[TASK PROMPT]: Repeat the whole of the data, keeping every detail the same.

[Collected data entries]:
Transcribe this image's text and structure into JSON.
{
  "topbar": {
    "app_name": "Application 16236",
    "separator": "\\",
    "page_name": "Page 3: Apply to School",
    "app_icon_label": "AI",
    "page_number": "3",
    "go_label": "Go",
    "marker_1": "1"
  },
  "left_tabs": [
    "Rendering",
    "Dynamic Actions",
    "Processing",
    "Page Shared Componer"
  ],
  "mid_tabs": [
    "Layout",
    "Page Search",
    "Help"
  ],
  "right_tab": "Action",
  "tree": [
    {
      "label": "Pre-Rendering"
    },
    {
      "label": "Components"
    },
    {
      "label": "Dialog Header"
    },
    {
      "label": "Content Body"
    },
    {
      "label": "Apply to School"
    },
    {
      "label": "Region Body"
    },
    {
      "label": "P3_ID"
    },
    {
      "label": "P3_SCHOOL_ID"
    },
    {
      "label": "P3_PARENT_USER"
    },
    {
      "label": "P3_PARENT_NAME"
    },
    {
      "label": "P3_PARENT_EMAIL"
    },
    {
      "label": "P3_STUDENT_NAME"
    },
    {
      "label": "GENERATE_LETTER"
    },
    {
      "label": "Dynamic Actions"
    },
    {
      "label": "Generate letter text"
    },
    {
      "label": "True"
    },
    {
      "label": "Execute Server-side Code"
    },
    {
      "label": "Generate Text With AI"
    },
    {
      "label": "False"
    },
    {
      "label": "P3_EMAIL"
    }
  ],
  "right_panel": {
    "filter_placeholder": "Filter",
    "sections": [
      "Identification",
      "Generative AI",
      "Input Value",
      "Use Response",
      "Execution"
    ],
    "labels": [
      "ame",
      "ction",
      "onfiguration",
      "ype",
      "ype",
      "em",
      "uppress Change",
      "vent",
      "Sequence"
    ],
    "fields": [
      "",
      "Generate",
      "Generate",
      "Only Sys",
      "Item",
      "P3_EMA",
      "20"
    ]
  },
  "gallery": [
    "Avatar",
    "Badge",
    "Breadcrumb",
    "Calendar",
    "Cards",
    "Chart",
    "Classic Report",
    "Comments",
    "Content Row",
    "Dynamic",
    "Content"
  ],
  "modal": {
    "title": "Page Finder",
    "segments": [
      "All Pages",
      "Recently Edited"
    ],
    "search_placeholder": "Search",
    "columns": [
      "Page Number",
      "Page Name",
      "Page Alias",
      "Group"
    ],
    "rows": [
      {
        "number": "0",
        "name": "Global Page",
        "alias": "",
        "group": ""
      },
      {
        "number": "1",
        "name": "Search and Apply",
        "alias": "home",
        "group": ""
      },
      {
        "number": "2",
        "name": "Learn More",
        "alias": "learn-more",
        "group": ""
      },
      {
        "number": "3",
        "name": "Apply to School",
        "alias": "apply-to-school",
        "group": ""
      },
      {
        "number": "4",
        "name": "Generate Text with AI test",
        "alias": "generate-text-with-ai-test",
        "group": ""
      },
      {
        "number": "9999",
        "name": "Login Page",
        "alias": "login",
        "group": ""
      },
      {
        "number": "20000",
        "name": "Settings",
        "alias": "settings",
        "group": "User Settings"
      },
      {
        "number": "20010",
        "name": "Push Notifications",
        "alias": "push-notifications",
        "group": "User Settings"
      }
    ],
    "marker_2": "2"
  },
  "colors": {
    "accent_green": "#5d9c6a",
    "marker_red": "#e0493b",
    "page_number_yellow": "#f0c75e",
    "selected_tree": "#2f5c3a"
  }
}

[WRITTEN ANSWER]:
Transcribe this image's text and structure into JSON.
{
  "topbar": {
    "app_name": "Application 16236",
    "separator": "\\",
    "page_name": "Page 3: Apply to School",
    "app_icon_label": "AI",
    "page_number": "3",
    "go_label": "Go",
    "marker_1": "1"
  },
  "left_tabs": [
    "Rendering",
    "Dynamic Actions",
    "Processing",
    "Page Shared Componer"
  ],
  "mid_tabs": [
    "Layout",
    "Page Search",
    "Help"
  ],
  "right_tab": "Action",
  "tree": [
    {
      "label": "Pre-Rendering"
    },
    {
      "label": "Components"
    },
    {
      "label": "Dialog Header"
    },
    {
      "label": "Content Body"
    },
    {
      "label": "Apply to School"
    },
    {
      "label": "Region Body"
    },
    {
      "label": "P3_ID"
    },
    {
      "label": "P3_SCHOOL_ID"
    },
    {
      "label": "P3_PARENT_USER"
    },
    {
      "label": "P3_PARENT_NAME"
    },
    {
      "label": "P3_PARENT_EMAIL"
    },
    {
      "label": "P3_STUDENT_NAME"
    },
    {
      "label": "GENERATE_LETTER"
    },
    {
      "label": "Dynamic Actions"
    },
    {
      "label": "Generate letter text"
    },
    {
      "label": "True"
    },
    {
      "label": "Execute Server-side Code"
    },
    {
      "label": "Generate Text With AI"
    },
    {
      "label": "False"
    },
    {
      "label": "P3_EMAIL"
    }
  ],
  "right_panel": {
    "filter_placeholder": "Filter",
    "sections": [
      "Identification",
      "Generative AI",
      "Input Value",
      "Use Response",
      "Execution"
    ],
    "labels": [
      "ame",
      "ction",
      "onfiguration",
      "ype",
      "ype",
      "em",
      "uppress Change",
      "vent",
      "Sequence"
    ],
    "fields": [
      "",
      "Generate",
      "Generate",
      "Only Sys",
      "Item",
      "P3_EMA",
      "20"
    ]
  },
  "gallery": [
    "Avatar",
    "Badge",
    "Breadcrumb",
    "Calendar",
    "Cards",
    "Chart",
    "Classic Report",
    "Comments",
    "Content Row",
    "Dynamic",
    "Content"
  ],
  "modal": {
    "title": "Page Finder",
    "segments": [
      "All Pages",
      "Recently Edited"
    ],
    "search_placeholder": "Search",
    "columns": [
      "Page Number",
      "Page Name",
      "Page Alias",
      "Group"
    ],
    "rows": [
      {
        "number": "0",
        "name": "Global Page",
        "alias": "",
        "group": ""
      },
      {
        "number": "1",
        "name": "Search and Apply",
        "alias": "home",
        "group": ""
      },
      {
        "number": "2",
        "name": "Learn More",
        "alias": "learn-more",
        "group": ""
      },
      {
        "number": "3",
        "name": "Apply to School",
        "alias": "apply-to-school",
        "group": ""
      },
      {
        "number": "4",
        "name": "Generate Text with AI test",
        "alias": "generate-text-with-ai-test",
        "group": ""
      },
      {
        "number": "9999",
        "name": "Login Page",
        "alias": "login",
        "group": ""
      },
      {
        "number": "20000",
        "name": "Settings",
        "alias": "settings",
        "group": "User Settings"
      },
      {
        "number": "20010",
        "name": "Push Notifications",
        "alias": "push-notifications",
        "group": "User Settings"
      }
    ],
    "marker_2": "2"
  },
  "colors": {
    "accent_green": "#5d9c6a",
    "marker_red": "#e0493b",
    "page_number_yellow": "#f0c75e",
    "selected_tree": "#2f5c3a"
  }
}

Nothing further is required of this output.